<<<<
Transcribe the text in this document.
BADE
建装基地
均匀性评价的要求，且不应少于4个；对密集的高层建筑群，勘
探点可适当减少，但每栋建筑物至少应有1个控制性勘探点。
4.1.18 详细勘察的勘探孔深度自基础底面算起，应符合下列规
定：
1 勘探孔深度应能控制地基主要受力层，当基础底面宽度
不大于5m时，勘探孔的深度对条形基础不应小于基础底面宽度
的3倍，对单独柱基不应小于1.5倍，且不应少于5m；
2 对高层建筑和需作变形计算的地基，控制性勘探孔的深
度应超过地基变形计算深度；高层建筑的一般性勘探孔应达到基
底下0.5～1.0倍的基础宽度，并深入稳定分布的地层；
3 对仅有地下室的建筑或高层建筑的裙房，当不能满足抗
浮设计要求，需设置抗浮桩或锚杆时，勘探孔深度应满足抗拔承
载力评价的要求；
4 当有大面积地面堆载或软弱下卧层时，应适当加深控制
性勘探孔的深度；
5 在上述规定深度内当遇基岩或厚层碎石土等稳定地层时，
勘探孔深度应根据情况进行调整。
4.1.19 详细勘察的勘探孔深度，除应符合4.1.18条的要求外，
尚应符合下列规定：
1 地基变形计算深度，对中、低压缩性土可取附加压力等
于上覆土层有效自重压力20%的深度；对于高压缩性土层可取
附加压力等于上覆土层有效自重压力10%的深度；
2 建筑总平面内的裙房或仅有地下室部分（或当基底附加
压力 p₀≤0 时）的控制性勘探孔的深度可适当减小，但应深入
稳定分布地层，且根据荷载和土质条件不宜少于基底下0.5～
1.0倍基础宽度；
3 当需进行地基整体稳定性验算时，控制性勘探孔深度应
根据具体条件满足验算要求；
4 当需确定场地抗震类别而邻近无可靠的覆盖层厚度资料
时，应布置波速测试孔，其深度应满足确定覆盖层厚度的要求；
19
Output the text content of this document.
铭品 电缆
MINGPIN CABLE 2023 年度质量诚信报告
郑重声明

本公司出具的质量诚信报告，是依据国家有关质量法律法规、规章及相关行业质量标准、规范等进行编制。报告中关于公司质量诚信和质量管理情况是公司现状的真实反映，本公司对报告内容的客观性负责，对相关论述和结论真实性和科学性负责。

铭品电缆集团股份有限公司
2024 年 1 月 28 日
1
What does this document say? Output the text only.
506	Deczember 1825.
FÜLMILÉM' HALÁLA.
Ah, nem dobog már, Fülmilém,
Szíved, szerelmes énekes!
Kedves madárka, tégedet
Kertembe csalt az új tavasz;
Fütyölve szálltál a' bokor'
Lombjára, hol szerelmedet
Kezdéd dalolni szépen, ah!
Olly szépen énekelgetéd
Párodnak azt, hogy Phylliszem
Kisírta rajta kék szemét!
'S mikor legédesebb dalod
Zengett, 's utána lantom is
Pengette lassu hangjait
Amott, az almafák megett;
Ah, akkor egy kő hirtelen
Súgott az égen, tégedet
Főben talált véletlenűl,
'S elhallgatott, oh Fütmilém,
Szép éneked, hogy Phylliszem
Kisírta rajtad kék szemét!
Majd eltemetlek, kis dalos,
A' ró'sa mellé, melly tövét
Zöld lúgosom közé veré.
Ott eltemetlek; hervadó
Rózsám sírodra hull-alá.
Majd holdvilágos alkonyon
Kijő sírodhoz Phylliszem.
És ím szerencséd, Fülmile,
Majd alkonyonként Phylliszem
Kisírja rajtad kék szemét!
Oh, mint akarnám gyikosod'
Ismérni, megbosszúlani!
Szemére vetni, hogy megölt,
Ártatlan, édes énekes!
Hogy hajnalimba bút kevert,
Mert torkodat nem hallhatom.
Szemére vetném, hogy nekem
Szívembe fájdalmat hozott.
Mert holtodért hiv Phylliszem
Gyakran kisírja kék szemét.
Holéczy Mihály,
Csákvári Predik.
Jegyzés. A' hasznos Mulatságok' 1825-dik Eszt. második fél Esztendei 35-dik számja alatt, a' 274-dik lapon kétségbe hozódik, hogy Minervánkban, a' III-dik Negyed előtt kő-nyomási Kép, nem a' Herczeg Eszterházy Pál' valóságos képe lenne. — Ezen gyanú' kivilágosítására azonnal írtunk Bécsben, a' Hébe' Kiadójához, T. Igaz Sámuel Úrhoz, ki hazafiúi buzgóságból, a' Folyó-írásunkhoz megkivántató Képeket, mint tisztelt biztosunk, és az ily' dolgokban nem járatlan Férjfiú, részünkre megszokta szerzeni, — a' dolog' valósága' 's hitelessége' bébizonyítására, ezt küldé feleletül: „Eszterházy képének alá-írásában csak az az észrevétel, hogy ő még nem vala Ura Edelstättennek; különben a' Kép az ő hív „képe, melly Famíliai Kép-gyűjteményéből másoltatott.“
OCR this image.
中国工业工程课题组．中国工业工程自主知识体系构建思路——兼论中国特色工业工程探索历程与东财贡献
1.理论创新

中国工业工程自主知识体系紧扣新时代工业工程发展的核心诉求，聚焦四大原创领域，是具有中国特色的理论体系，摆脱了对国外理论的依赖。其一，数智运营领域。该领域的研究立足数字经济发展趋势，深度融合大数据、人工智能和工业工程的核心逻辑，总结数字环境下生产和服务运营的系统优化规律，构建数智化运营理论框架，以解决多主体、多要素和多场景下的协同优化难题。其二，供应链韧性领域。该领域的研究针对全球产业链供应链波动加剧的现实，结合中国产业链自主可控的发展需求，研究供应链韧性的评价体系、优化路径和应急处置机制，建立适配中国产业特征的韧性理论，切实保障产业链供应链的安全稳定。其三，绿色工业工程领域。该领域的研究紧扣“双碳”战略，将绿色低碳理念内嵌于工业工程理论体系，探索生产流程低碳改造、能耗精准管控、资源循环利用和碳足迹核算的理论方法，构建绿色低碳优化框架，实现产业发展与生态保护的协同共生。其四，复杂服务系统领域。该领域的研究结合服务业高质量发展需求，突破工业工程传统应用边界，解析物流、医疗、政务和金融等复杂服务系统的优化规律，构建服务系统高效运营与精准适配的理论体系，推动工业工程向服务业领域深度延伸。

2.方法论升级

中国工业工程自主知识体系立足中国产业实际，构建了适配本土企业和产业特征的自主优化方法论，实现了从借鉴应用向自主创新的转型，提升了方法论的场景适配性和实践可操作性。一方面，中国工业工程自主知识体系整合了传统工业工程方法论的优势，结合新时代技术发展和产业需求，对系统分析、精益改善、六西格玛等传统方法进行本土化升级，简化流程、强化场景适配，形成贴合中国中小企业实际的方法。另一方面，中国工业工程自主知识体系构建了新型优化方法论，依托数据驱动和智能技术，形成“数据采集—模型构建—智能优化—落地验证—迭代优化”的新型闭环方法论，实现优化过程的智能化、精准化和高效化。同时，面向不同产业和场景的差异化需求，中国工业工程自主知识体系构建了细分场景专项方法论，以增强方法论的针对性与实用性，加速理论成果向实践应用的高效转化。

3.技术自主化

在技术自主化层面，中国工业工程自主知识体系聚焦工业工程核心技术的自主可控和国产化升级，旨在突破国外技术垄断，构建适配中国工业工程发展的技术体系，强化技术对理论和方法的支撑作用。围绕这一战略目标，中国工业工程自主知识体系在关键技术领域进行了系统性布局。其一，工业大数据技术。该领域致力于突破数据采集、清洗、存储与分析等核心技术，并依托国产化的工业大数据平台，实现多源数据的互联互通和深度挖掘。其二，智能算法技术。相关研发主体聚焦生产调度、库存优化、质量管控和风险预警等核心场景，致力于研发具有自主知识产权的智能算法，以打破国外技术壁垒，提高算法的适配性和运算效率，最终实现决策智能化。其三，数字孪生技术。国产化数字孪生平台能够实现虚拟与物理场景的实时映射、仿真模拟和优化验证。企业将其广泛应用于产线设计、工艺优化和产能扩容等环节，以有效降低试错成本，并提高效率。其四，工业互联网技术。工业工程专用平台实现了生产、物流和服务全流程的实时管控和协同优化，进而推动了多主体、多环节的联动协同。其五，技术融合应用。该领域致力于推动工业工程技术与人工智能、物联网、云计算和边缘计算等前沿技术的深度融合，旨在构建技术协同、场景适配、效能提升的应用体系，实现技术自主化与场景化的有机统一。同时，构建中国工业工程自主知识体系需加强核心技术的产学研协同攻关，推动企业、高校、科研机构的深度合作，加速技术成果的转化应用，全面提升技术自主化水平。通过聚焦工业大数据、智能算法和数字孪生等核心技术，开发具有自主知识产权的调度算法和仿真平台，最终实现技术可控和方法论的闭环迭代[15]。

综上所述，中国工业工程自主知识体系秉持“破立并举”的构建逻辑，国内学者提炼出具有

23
>>>>
▸ WORK REQUIRED: Show, from the material above, each line that includes the string "szépen".

▸ ANSWER TO THIS PROBLEM:
Kezdéd dalolni szépen, ah!
Olly szépen énekelgetéd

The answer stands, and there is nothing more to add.